▶ [Stated goal] Locate the lines that hold the string "在线小工具". Copy every such line.
[start]
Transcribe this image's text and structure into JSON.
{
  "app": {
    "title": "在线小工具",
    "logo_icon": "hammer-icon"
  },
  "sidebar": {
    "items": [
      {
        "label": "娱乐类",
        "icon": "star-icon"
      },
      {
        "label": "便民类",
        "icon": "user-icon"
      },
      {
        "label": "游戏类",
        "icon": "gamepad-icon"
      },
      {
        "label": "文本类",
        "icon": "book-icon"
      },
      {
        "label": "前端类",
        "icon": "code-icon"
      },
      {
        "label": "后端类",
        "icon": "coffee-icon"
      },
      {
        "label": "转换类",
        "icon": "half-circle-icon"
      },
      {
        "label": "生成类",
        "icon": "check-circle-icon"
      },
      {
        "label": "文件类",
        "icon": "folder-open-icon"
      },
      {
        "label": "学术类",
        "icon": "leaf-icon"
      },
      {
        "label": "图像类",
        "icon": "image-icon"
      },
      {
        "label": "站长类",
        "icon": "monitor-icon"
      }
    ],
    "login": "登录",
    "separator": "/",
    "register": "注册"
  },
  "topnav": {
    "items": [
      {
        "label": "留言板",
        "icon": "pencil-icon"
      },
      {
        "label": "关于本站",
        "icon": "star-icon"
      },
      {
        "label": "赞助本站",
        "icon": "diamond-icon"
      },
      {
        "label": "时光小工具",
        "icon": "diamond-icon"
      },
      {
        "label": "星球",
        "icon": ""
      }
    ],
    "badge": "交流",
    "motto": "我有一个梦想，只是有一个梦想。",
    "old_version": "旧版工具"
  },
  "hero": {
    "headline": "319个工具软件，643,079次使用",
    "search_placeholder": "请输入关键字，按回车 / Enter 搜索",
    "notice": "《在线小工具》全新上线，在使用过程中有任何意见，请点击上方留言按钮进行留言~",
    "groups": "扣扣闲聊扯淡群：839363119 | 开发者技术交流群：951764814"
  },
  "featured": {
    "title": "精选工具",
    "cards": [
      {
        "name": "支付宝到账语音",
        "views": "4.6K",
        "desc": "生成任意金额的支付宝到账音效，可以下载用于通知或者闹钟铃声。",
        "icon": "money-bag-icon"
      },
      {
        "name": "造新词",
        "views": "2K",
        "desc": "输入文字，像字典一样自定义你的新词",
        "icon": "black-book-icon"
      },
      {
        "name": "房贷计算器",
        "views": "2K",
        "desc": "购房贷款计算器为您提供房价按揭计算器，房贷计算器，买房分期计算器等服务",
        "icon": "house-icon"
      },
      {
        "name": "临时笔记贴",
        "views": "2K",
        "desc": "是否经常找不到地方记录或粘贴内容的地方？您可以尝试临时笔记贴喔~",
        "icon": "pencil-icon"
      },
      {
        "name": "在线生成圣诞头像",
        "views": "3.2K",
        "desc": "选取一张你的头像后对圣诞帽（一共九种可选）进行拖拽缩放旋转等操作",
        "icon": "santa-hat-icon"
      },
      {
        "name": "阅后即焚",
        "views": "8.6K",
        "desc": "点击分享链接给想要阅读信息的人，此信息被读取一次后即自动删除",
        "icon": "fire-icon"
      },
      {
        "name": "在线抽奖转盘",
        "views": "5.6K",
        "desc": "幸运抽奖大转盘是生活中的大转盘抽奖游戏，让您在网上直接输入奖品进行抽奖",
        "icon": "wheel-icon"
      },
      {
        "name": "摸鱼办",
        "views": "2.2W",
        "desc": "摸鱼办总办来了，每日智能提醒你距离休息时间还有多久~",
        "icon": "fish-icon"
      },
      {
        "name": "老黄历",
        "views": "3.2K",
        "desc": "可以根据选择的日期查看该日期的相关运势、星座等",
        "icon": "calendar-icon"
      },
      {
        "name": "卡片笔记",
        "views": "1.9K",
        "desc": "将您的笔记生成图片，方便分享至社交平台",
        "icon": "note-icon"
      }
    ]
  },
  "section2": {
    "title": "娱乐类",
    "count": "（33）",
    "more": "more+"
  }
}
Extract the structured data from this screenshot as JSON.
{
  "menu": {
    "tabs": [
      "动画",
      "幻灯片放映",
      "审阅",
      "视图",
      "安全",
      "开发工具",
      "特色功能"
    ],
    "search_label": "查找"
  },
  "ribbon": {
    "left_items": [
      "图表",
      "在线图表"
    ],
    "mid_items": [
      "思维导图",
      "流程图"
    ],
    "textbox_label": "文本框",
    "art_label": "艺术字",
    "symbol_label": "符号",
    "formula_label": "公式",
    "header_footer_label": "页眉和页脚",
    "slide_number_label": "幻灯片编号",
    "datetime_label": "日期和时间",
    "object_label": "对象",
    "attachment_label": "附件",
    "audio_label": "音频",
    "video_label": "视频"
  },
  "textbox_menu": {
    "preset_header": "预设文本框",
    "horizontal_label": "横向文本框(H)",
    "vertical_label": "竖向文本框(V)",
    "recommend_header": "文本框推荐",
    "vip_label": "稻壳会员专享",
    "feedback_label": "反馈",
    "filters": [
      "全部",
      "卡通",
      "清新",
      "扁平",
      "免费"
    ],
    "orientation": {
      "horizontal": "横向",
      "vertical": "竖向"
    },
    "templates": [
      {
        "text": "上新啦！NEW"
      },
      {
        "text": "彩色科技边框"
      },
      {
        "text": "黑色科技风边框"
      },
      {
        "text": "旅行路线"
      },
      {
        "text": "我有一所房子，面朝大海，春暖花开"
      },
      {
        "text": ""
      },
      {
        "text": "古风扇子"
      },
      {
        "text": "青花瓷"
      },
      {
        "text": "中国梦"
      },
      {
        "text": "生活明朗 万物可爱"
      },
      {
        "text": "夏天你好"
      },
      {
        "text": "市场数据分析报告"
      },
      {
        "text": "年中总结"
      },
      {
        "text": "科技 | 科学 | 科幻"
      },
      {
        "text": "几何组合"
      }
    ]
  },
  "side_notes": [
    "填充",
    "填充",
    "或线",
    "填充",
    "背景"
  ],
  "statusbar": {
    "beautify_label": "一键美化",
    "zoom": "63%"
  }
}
[end]
▶ [Exercise answer]
    "title": "在线小工具",
    "notice": "《在线小工具》全新上线，在使用过程中有任何意见，请点击上方留言按钮进行留言~",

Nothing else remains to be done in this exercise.